── SELECTED EXCERPT

I know of at least two line-breaking strategies that we probably want to have in our stock strategies: 1) the line-by-line method used right now, and 2) a Tex-like paragraph-oriented strategy, which AFAIK doesn't exist yet.
Ahem, that's not what I meant, or the scope of UTR14. UTR14 provides for "line break opportunities", for example you can break foo-bar after the hyphen but not 789-123. Which opportunities are used is another matter. FOP's current algorithm for determining line break opportunities is utterly simplistic, basically "possibly break before any breaking space, or after a hyphen or slash", the latter is done if hyphenation is enabled.
I omitted the forced line break issue, which is also in the UTR14 scope, and hyphenation, which may lead to additional line break opportunities but is outside of the UTR14 scope.
In your URL example, couldn't FOP see the "x-url" language & automatically add or assume the glue characters for the user? That would perhaps make it less obtrusive (I assume that you meant for the user).
Well, yes.
I don't see it there yet, but I am a little confused. It seems to me that line-breaking consists of at least these components: 1) character-based line-breaking opportunities (which UTR14 addresses), 2) word-based line-breaking opportunities (which hyphenation dictionaries and patterns address), and 3) some strategy for using these to find acceptable/optimal line breaks. It sounds like you have addressed at least 1 and 3 in your implementation.

────
── AVAILABLE DATA

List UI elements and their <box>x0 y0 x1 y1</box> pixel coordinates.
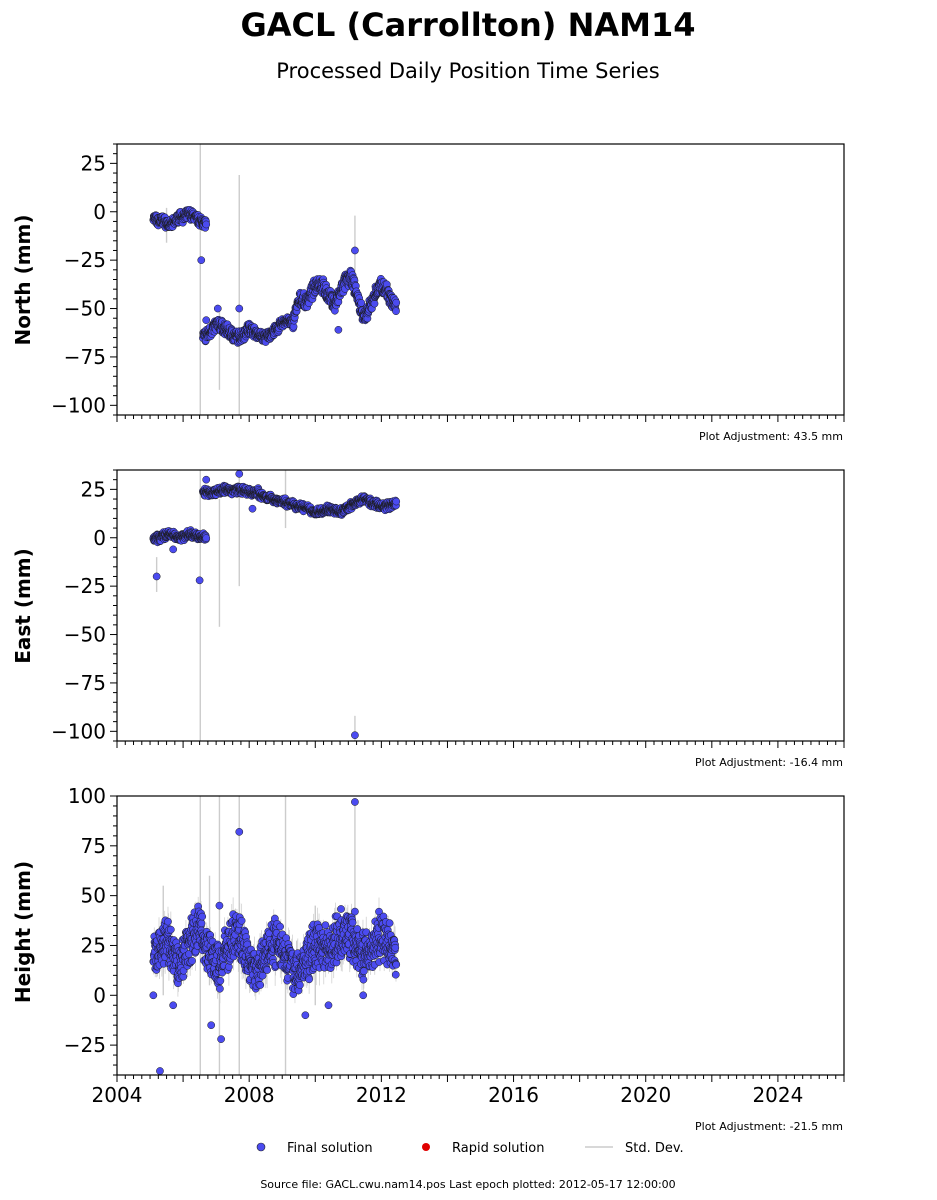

────

* [PROBLEMS]
A. In the line-breaking thread, what does FOP's current algorithm treat as line break opportunities?
B. Pick up the line-breaking thread after its last sentence and keep writing it.
The data has no connection to the line-breaking thread.

* [REPLIES]
A. A possible break before any breaking space, or after a hyphen or slash, with the latter done only if hyphenation is enabled.

B.
Paragraph filling (your point 3) is not addressed. Be careful with the various TRs: UTR14 does not deal with character (rather: grapheme) or word boundaries, that's UTX-29. Actually, we don't use the latter. Our line breaking should probably be done the following way (this implements the "naive" paragraph filling strategy) loop calculate line width if next character is added check for a line breaking opportunity before the next character if there is an opportunity if the line is not full discard the last saved opportunity and save this else try hyphenation on the string accumulated since the last break opportunity (if enabled), save returned opportunity if any return saved line breaking opportunity end if end if end loop
hyphenation of a string: loop skip non-word characters (for this hyphenator) word = continuous run of word characters (for this hyphenator) if the end of the word is past the end of the line try hyphenating the word, generate new break opportunities return best fitting line break opportunity or null end if end loop
There is the degenerate case if the line overflows and no line break opportunity is discovered at all. The TeX paragraph filling strategy has to detect line break opportunities the same way but selects the opportunities turning into actual line breaks in a more clever way. We could do that too.
This seems at least remotely related to fo.FOText.isWordChar(), which attempts to find breaks between words.
Actually, we don't need breaks between words. We need identifying line breaking opportunities, words for the purpose of hyphenation, and resizable spaces for justification. That's why WordArea was such a bad name.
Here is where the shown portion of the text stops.